RECORD LIST:
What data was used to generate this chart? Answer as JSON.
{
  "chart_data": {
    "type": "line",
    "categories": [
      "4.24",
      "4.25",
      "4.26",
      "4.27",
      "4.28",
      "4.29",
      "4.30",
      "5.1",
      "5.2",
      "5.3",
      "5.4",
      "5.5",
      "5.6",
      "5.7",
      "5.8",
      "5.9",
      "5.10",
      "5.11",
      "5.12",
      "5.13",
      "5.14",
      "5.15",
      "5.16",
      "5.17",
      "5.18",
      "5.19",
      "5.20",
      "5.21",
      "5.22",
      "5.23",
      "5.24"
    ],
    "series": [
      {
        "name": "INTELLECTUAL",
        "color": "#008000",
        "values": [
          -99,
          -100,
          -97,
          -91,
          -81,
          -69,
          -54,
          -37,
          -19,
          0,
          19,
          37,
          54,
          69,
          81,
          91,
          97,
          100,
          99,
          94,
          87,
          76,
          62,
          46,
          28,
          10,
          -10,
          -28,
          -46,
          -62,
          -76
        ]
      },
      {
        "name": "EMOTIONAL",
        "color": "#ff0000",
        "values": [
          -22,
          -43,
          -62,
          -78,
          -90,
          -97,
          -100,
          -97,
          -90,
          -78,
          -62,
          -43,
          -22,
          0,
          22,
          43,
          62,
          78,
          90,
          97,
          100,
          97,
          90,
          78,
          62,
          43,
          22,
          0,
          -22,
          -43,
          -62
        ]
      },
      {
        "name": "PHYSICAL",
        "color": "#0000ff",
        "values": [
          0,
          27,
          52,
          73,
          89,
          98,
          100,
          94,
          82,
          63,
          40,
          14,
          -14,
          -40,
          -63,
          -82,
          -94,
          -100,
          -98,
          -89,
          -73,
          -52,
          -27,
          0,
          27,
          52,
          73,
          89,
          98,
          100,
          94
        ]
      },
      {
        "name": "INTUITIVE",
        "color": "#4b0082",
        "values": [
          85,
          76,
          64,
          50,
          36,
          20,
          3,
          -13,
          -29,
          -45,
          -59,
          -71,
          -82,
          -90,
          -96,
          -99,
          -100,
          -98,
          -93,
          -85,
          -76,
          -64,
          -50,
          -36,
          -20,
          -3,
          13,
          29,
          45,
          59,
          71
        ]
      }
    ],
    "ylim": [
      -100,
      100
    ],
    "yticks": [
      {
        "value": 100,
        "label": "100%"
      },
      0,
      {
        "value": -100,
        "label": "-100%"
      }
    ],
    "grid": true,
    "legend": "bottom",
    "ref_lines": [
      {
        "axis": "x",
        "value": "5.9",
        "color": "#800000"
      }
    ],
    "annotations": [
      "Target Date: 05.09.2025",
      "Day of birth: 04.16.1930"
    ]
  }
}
* * *
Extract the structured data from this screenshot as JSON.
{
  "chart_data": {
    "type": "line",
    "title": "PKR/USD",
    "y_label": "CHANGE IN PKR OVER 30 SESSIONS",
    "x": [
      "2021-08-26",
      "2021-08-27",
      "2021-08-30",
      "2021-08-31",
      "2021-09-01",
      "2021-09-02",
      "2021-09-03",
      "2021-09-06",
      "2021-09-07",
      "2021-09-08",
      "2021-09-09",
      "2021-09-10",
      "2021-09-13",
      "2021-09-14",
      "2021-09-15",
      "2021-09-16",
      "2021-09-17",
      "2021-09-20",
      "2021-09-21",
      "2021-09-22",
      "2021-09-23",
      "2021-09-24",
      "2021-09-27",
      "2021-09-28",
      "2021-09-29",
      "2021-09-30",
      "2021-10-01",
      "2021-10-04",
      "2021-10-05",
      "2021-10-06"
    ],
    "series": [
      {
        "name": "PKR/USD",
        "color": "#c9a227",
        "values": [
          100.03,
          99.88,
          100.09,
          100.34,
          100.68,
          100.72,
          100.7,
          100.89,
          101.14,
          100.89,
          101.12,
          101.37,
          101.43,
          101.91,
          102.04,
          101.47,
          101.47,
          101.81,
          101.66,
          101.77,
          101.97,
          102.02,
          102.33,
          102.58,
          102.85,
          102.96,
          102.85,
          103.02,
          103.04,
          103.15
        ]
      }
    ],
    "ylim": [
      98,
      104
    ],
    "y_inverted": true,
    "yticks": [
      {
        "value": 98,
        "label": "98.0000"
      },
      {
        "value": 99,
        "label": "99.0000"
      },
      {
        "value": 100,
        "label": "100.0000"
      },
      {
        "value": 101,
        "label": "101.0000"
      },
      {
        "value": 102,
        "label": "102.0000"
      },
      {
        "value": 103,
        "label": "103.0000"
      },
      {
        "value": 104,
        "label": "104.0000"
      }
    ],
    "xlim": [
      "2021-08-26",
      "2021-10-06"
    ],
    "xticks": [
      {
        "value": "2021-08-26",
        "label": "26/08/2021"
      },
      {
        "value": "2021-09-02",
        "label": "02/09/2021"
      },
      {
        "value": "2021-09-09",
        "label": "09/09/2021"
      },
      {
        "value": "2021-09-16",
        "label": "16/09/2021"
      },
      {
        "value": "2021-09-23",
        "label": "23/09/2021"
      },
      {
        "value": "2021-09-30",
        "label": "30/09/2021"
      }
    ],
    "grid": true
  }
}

TASK PROMPT: Count up every line above that has the word "color" in it; answer with the number alone.

OUTPUT FOR THIS TASK: 6